Work required
All entries must be repeated exactly; do not include the pictures.

§

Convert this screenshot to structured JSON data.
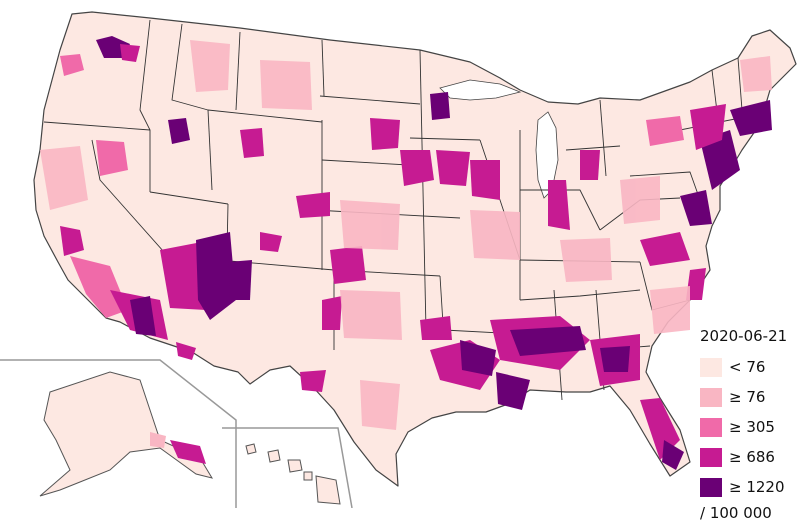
{
  "map": {
    "region": "United States counties",
    "date": "2020-06-21",
    "unit": "/ 100 000",
    "legend": [
      {
        "label": "< 76",
        "color": "#fde8e2"
      },
      {
        "label": "≥ 76",
        "color": "#f9b6c3"
      },
      {
        "label": "≥ 305",
        "color": "#f06aa9"
      },
      {
        "label": "≥ 686",
        "color": "#c61b92"
      },
      {
        "label": "≥ 1220",
        "color": "#6a0075"
      }
    ]
  }
}
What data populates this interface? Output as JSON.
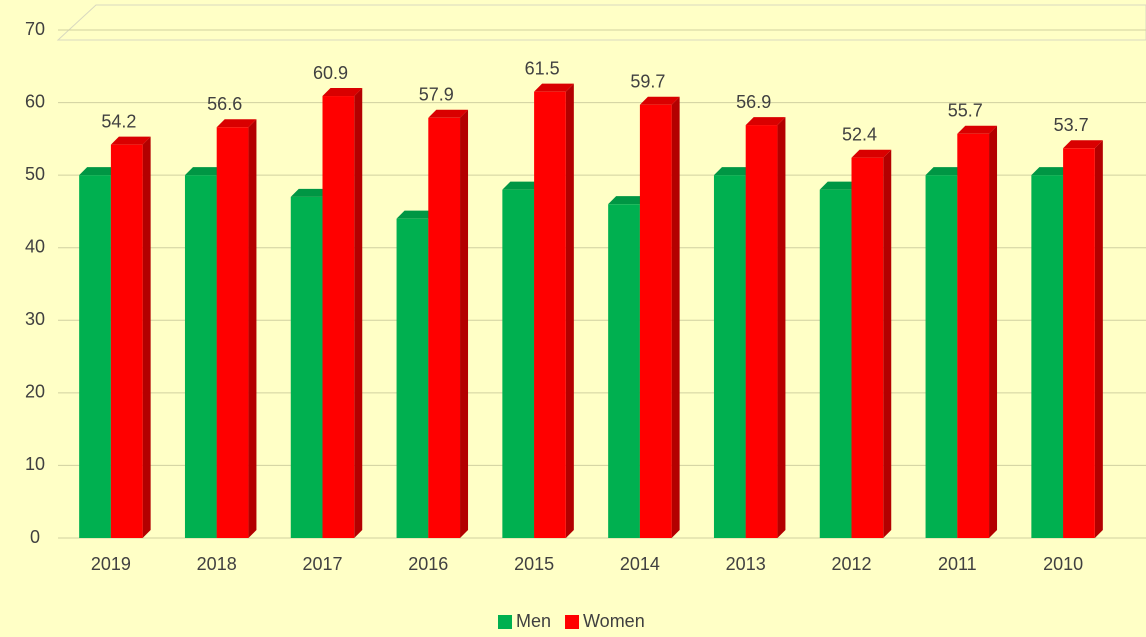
{
  "chart_data": {
    "type": "bar",
    "categories": [
      "2019",
      "2018",
      "2017",
      "2016",
      "2015",
      "2014",
      "2013",
      "2012",
      "2011",
      "2010"
    ],
    "series": [
      {
        "name": "Men",
        "color": "#00b050",
        "values": [
          50,
          50,
          47,
          44,
          48,
          46,
          50,
          48,
          50,
          50
        ]
      },
      {
        "name": "Women",
        "color": "#ff0000",
        "values": [
          54.2,
          56.6,
          60.9,
          57.9,
          61.5,
          59.7,
          56.9,
          52.4,
          55.7,
          53.7
        ]
      }
    ],
    "ylim": [
      0,
      70
    ],
    "yticks": [
      0,
      10,
      20,
      30,
      40,
      50,
      60,
      70
    ],
    "grid": true,
    "legend": "bottom"
  }
}
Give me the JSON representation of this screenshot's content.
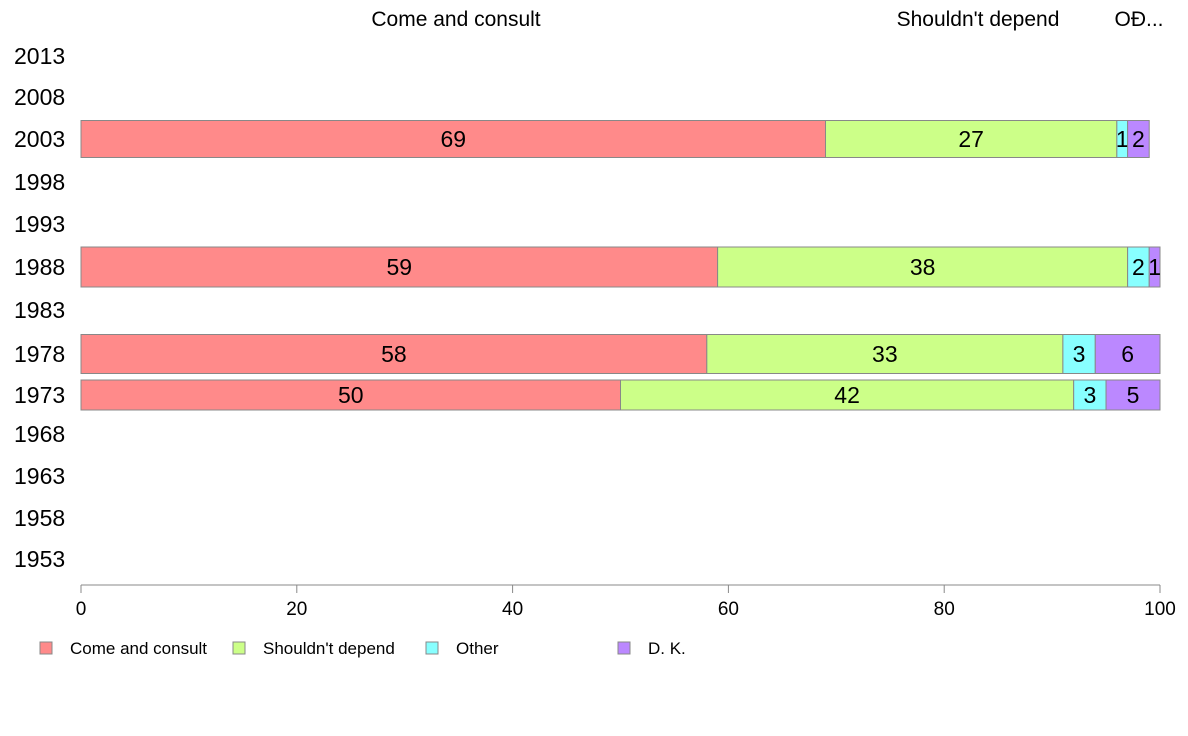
{
  "chart_data": {
    "type": "bar",
    "orientation": "horizontal",
    "stacked": true,
    "title": "",
    "xlabel": "",
    "ylabel": "",
    "xlim": [
      0,
      100
    ],
    "x_ticks": [
      0,
      20,
      40,
      60,
      80,
      100
    ],
    "categories": [
      "2013",
      "2008",
      "2003",
      "1998",
      "1993",
      "1988",
      "1983",
      "1978",
      "1973",
      "1968",
      "1963",
      "1958",
      "1953"
    ],
    "series": [
      {
        "name": "Come and consult",
        "color": "#ff8a8a",
        "values": [
          null,
          null,
          69,
          null,
          null,
          59,
          null,
          58,
          50,
          null,
          null,
          null,
          null
        ]
      },
      {
        "name": "Shouldn't depend",
        "color": "#ccff88",
        "values": [
          null,
          null,
          27,
          null,
          null,
          38,
          null,
          33,
          42,
          null,
          null,
          null,
          null
        ]
      },
      {
        "name": "Other",
        "color": "#88ffff",
        "values": [
          null,
          null,
          1,
          null,
          null,
          2,
          null,
          3,
          3,
          null,
          null,
          null,
          null
        ]
      },
      {
        "name": "D. K.",
        "color": "#bb88ff",
        "values": [
          null,
          null,
          2,
          null,
          null,
          1,
          null,
          6,
          5,
          null,
          null,
          null,
          null
        ]
      }
    ],
    "top_labels": [
      "Come and consult",
      "Shouldn't depend",
      "OĐ..."
    ],
    "legend": {
      "position": "bottom-left",
      "entries": [
        "Come and consult",
        "Shouldn't depend",
        "Other",
        "D. K."
      ]
    },
    "grid": false
  }
}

§

Final answer
Convert this screenshot to structured JSON data.
{
  "map": {
    "region": "United States counties",
    "date": "2020-06-21",
    "unit": "/ 100 000",
    "legend": [
      {
        "label": "< 76",
        "color": "#fde8e2"
      },
      {
        "label": "≥ 76",
        "color": "#f9b6c3"
      },
      {
        "label": "≥ 305",
        "color": "#f06aa9"
      },
      {
        "label": "≥ 686",
        "color": "#c61b92"
      },
      {
        "label": "≥ 1220",
        "color": "#6a0075"
      }
    ]
  }
}
What data populates this interface? Output as JSON.
{
  "chart_data": {
    "type": "bar",
    "categories": [
      "2019",
      "2018",
      "2017",
      "2016",
      "2015",
      "2014",
      "2013",
      "2012",
      "2011",
      "2010"
    ],
    "series": [
      {
        "name": "Men",
        "color": "#00b050",
        "values": [
          50,
          50,
          47,
          44,
          48,
          46,
          50,
          48,
          50,
          50
        ]
      },
      {
        "name": "Women",
        "color": "#ff0000",
        "values": [
          54.2,
          56.6,
          60.9,
          57.9,
          61.5,
          59.7,
          56.9,
          52.4,
          55.7,
          53.7
        ]
      }
    ],
    "ylim": [
      0,
      70
    ],
    "yticks": [
      0,
      10,
      20,
      30,
      40,
      50,
      60,
      70
    ],
    "grid": true,
    "legend": "bottom"
  }
}
Give me the JSON representation of this screenshot's content.
{
  "chart_data": {
    "type": "bar",
    "orientation": "horizontal",
    "stacked": true,
    "title": "",
    "xlabel": "",
    "ylabel": "",
    "xlim": [
      0,
      100
    ],
    "x_ticks": [
      0,
      20,
      40,
      60,
      80,
      100
    ],
    "categories": [
      "2013",
      "2008",
      "2003",
      "1998",
      "1993",
      "1988",
      "1983",
      "1978",
      "1973",
      "1968",
      "1963",
      "1958",
      "1953"
    ],
    "series": [
      {
        "name": "Come and consult",
        "color": "#ff8a8a",
        "values": [
          null,
          null,
          69,
          null,
          null,
          59,
          null,
          58,
          50,
          null,
          null,
          null,
          null
        ]
      },
      {
        "name": "Shouldn't depend",
        "color": "#ccff88",
        "values": [
          null,
          null,
          27,
          null,
          null,
          38,
          null,
          33,
          42,
          null,
          null,
          null,
          null
        ]
      },
      {
        "name": "Other",
        "color": "#88ffff",
        "values": [
          null,
          null,
          1,
          null,
          null,
          2,
          null,
          3,
          3,
          null,
          null,
          null,
          null
        ]
      },
      {
        "name": "D. K.",
        "color": "#bb88ff",
        "values": [
          null,
          null,
          2,
          null,
          null,
          1,
          null,
          6,
          5,
          null,
          null,
          null,
          null
        ]
      }
    ],
    "top_labels": [
      "Come and consult",
      "Shouldn't depend",
      "OĐ..."
    ],
    "legend": {
      "position": "bottom-left",
      "entries": [
        "Come and consult",
        "Shouldn't depend",
        "Other",
        "D. K."
      ]
    },
    "grid": false
  }
}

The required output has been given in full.